— START —

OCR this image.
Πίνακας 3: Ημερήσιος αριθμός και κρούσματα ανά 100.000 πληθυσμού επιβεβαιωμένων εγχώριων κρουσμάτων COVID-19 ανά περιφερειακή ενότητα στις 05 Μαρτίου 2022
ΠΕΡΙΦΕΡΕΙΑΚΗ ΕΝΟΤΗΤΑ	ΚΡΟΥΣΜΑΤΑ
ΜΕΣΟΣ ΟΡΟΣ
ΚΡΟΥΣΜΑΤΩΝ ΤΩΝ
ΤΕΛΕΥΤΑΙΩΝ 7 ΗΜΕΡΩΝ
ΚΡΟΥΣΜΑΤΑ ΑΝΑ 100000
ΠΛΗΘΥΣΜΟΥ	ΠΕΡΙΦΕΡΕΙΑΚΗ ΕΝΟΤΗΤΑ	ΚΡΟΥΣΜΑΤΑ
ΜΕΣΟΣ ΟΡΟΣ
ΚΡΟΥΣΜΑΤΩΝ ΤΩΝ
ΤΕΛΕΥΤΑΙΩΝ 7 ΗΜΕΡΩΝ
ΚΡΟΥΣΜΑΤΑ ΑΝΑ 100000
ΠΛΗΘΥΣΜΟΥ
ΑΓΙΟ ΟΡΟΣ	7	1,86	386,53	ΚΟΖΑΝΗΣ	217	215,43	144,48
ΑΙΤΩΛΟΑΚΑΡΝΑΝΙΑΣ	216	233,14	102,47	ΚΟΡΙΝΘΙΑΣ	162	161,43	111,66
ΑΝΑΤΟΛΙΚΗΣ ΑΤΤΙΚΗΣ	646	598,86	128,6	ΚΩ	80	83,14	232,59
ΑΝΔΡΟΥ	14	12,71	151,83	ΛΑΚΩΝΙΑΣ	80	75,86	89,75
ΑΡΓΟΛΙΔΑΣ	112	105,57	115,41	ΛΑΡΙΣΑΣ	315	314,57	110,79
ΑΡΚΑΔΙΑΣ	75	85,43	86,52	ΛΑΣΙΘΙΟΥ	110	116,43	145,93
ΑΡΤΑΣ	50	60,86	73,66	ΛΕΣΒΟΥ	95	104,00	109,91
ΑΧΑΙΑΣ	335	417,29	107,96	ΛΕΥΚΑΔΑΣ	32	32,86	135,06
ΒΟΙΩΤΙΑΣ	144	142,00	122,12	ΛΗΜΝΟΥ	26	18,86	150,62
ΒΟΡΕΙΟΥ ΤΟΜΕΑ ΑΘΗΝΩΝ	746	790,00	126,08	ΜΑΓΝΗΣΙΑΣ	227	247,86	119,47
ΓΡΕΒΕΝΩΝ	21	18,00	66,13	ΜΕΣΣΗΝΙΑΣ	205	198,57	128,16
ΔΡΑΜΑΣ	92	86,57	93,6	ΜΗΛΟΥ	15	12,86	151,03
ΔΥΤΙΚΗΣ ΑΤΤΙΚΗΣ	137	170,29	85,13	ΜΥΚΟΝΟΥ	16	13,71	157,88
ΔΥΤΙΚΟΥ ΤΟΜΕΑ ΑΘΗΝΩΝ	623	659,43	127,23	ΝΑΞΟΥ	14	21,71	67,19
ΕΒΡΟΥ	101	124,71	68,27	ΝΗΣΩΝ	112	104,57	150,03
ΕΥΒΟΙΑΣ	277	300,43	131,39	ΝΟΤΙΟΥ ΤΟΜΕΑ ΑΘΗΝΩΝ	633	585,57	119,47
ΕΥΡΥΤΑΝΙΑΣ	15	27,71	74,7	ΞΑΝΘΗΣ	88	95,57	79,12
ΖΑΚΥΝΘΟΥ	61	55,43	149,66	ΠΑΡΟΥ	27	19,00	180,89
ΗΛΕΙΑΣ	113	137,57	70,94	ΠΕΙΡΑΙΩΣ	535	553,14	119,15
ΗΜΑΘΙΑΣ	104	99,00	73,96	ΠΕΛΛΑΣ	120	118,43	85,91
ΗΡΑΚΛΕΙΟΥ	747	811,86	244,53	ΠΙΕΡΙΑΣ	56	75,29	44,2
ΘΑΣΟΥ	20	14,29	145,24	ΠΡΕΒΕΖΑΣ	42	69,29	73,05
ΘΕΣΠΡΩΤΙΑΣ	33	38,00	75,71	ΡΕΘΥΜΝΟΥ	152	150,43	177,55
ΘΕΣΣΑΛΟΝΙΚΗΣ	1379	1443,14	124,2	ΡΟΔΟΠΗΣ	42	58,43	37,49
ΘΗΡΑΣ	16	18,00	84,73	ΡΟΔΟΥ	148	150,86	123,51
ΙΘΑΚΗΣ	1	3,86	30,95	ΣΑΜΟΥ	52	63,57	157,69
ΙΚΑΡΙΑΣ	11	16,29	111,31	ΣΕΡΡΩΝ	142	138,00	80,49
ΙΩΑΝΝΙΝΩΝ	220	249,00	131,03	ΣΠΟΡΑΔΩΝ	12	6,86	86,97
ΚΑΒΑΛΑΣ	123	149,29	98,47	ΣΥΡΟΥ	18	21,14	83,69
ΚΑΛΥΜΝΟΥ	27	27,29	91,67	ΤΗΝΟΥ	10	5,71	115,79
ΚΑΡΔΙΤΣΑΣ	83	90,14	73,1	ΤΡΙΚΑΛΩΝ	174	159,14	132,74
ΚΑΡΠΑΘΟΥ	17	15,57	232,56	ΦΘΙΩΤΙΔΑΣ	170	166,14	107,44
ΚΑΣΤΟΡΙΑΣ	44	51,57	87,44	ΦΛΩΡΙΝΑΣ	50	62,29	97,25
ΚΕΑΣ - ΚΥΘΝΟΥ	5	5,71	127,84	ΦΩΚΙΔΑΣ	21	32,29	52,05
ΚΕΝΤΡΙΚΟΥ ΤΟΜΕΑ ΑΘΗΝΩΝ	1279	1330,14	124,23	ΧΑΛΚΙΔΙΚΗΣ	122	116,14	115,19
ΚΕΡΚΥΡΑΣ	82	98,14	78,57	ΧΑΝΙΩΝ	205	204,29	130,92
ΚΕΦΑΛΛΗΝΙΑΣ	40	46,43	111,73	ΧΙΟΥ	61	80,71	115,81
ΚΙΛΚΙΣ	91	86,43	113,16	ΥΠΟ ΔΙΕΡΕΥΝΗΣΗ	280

— END —

Every entry should be printed again exactly as it stands.

OCR this image.
Πίνακας 3: Ημερήσιος αριθμός και κρούσματα ανά 100.000 πληθυσμού επιβεβαιωμένων εγχώριων κρουσμάτων COVID-19 ανά περιφερειακή ενότητα στις 05 Μαρτίου 2022
ΠΕΡΙΦΕΡΕΙΑΚΗ ΕΝΟΤΗΤΑ	ΚΡΟΥΣΜΑΤΑ
ΜΕΣΟΣ ΟΡΟΣ
ΚΡΟΥΣΜΑΤΩΝ ΤΩΝ
ΤΕΛΕΥΤΑΙΩΝ 7 ΗΜΕΡΩΝ
ΚΡΟΥΣΜΑΤΑ ΑΝΑ 100000
ΠΛΗΘΥΣΜΟΥ	ΠΕΡΙΦΕΡΕΙΑΚΗ ΕΝΟΤΗΤΑ	ΚΡΟΥΣΜΑΤΑ
ΜΕΣΟΣ ΟΡΟΣ
ΚΡΟΥΣΜΑΤΩΝ ΤΩΝ
ΤΕΛΕΥΤΑΙΩΝ 7 ΗΜΕΡΩΝ
ΚΡΟΥΣΜΑΤΑ ΑΝΑ 100000
ΠΛΗΘΥΣΜΟΥ
ΑΓΙΟ ΟΡΟΣ	7	1,86	386,53	ΚΟΖΑΝΗΣ	217	215,43	144,48
ΑΙΤΩΛΟΑΚΑΡΝΑΝΙΑΣ	216	233,14	102,47	ΚΟΡΙΝΘΙΑΣ	162	161,43	111,66
ΑΝΑΤΟΛΙΚΗΣ ΑΤΤΙΚΗΣ	646	598,86	128,6	ΚΩ	80	83,14	232,59
ΑΝΔΡΟΥ	14	12,71	151,83	ΛΑΚΩΝΙΑΣ	80	75,86	89,75
ΑΡΓΟΛΙΔΑΣ	112	105,57	115,41	ΛΑΡΙΣΑΣ	315	314,57	110,79
ΑΡΚΑΔΙΑΣ	75	85,43	86,52	ΛΑΣΙΘΙΟΥ	110	116,43	145,93
ΑΡΤΑΣ	50	60,86	73,66	ΛΕΣΒΟΥ	95	104,00	109,91
ΑΧΑΙΑΣ	335	417,29	107,96	ΛΕΥΚΑΔΑΣ	32	32,86	135,06
ΒΟΙΩΤΙΑΣ	144	142,00	122,12	ΛΗΜΝΟΥ	26	18,86	150,62
ΒΟΡΕΙΟΥ ΤΟΜΕΑ ΑΘΗΝΩΝ	746	790,00	126,08	ΜΑΓΝΗΣΙΑΣ	227	247,86	119,47
ΓΡΕΒΕΝΩΝ	21	18,00	66,13	ΜΕΣΣΗΝΙΑΣ	205	198,57	128,16
ΔΡΑΜΑΣ	92	86,57	93,6	ΜΗΛΟΥ	15	12,86	151,03
ΔΥΤΙΚΗΣ ΑΤΤΙΚΗΣ	137	170,29	85,13	ΜΥΚΟΝΟΥ	16	13,71	157,88
ΔΥΤΙΚΟΥ ΤΟΜΕΑ ΑΘΗΝΩΝ	623	659,43	127,23	ΝΑΞΟΥ	14	21,71	67,19
ΕΒΡΟΥ	101	124,71	68,27	ΝΗΣΩΝ	112	104,57	150,03
ΕΥΒΟΙΑΣ	277	300,43	131,39	ΝΟΤΙΟΥ ΤΟΜΕΑ ΑΘΗΝΩΝ	633	585,57	119,47
ΕΥΡΥΤΑΝΙΑΣ	15	27,71	74,7	ΞΑΝΘΗΣ	88	95,57	79,12
ΖΑΚΥΝΘΟΥ	61	55,43	149,66	ΠΑΡΟΥ	27	19,00	180,89
ΗΛΕΙΑΣ	113	137,57	70,94	ΠΕΙΡΑΙΩΣ	535	553,14	119,15
ΗΜΑΘΙΑΣ	104	99,00	73,96	ΠΕΛΛΑΣ	120	118,43	85,91
ΗΡΑΚΛΕΙΟΥ	747	811,86	244,53	ΠΙΕΡΙΑΣ	56	75,29	44,2
ΘΑΣΟΥ	20	14,29	145,24	ΠΡΕΒΕΖΑΣ	42	69,29	73,05
ΘΕΣΠΡΩΤΙΑΣ	33	38,00	75,71	ΡΕΘΥΜΝΟΥ	152	150,43	177,55
ΘΕΣΣΑΛΟΝΙΚΗΣ	1379	1443,14	124,2	ΡΟΔΟΠΗΣ	42	58,43	37,49
ΘΗΡΑΣ	16	18,00	84,73	ΡΟΔΟΥ	148	150,86	123,51
ΙΘΑΚΗΣ	1	3,86	30,95	ΣΑΜΟΥ	52	63,57	157,69
ΙΚΑΡΙΑΣ	11	16,29	111,31	ΣΕΡΡΩΝ	142	138,00	80,49
ΙΩΑΝΝΙΝΩΝ	220	249,00	131,03	ΣΠΟΡΑΔΩΝ	12	6,86	86,97
ΚΑΒΑΛΑΣ	123	149,29	98,47	ΣΥΡΟΥ	18	21,14	83,69
ΚΑΛΥΜΝΟΥ	27	27,29	91,67	ΤΗΝΟΥ	10	5,71	115,79
ΚΑΡΔΙΤΣΑΣ	83	90,14	73,1	ΤΡΙΚΑΛΩΝ	174	159,14	132,74
ΚΑΡΠΑΘΟΥ	17	15,57	232,56	ΦΘΙΩΤΙΔΑΣ	170	166,14	107,44
ΚΑΣΤΟΡΙΑΣ	44	51,57	87,44	ΦΛΩΡΙΝΑΣ	50	62,29	97,25
ΚΕΑΣ - ΚΥΘΝΟΥ	5	5,71	127,84	ΦΩΚΙΔΑΣ	21	32,29	52,05
ΚΕΝΤΡΙΚΟΥ ΤΟΜΕΑ ΑΘΗΝΩΝ	1279	1330,14	124,23	ΧΑΛΚΙΔΙΚΗΣ	122	116,14	115,19
ΚΕΡΚΥΡΑΣ	82	98,14	78,57	ΧΑΝΙΩΝ	205	204,29	130,92
ΚΕΦΑΛΛΗΝΙΑΣ	40	46,43	111,73	ΧΙΟΥ	61	80,71	115,81
ΚΙΛΚΙΣ	91	86,43	113,16	ΥΠΟ ΔΙΕΡΕΥΝΗΣΗ	280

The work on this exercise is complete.